[start Records supplied]
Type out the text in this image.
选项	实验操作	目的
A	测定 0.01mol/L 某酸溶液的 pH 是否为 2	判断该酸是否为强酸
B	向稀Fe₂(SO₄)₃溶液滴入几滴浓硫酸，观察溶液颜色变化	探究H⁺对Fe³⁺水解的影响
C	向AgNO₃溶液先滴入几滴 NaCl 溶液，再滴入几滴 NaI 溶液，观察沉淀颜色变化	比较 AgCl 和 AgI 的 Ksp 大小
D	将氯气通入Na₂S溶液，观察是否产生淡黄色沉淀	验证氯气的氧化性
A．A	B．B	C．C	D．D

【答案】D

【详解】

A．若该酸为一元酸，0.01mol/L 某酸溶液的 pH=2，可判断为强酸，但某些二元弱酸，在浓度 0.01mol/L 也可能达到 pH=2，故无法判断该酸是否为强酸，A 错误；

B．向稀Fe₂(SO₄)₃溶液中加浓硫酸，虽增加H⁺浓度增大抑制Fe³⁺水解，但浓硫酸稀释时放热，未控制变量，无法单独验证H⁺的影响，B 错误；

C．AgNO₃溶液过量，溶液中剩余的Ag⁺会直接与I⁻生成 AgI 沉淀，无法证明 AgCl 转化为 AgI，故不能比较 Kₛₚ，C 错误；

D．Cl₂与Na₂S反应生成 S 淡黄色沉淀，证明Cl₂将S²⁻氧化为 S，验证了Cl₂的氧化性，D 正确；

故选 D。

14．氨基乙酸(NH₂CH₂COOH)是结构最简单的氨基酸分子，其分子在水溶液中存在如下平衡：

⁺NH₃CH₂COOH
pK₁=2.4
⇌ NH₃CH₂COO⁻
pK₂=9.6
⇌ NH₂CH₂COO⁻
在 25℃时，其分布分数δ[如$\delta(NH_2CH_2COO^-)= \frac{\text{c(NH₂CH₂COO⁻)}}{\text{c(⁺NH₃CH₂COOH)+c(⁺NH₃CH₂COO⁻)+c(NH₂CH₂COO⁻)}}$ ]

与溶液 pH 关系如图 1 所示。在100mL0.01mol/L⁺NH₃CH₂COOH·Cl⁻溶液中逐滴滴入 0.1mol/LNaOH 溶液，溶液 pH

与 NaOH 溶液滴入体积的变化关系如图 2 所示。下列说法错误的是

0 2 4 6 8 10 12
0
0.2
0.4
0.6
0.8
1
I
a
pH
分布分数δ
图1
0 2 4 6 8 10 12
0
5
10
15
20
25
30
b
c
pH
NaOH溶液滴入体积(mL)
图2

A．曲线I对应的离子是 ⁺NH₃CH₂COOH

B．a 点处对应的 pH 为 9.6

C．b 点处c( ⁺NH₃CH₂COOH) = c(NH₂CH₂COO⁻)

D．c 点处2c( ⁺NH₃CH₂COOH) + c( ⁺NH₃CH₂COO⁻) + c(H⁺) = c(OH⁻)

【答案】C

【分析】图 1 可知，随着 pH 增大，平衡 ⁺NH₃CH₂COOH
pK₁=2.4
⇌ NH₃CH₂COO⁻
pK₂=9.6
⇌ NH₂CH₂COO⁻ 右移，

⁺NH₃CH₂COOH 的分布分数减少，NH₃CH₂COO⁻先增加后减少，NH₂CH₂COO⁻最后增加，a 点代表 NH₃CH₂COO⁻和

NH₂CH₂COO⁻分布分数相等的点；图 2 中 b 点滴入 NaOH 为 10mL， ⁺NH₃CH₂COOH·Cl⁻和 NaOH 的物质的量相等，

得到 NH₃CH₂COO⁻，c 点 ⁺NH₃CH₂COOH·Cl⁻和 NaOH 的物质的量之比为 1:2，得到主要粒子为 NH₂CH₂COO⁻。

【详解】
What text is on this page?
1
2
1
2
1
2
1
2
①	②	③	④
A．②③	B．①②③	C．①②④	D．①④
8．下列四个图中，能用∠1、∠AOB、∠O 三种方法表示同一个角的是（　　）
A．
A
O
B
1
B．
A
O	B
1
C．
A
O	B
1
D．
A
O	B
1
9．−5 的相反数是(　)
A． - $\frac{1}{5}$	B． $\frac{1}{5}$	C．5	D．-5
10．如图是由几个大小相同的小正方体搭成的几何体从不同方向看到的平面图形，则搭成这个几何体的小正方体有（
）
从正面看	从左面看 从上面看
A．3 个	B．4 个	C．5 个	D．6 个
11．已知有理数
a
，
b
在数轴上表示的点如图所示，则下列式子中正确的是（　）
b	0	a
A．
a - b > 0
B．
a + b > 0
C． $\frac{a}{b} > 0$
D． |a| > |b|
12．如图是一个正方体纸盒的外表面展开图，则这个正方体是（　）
[end Records supplied]
Given exercise: Your task is to gather every line with the word "frac" and copy it.

Problem solution:
在 25℃时，其分布分数δ[如$\delta(NH_2CH_2COO^-)= \frac{\text{c(NH₂CH₂COO⁻)}}{\text{c(⁺NH₃CH₂COOH)+c(⁺NH₃CH₂COO⁻)+c(NH₂CH₂COO⁻)}}$ ]
A． - $\frac{1}{5}$	B． $\frac{1}{5}$	C．5	D．-5
C． $\frac{a}{b} > 0$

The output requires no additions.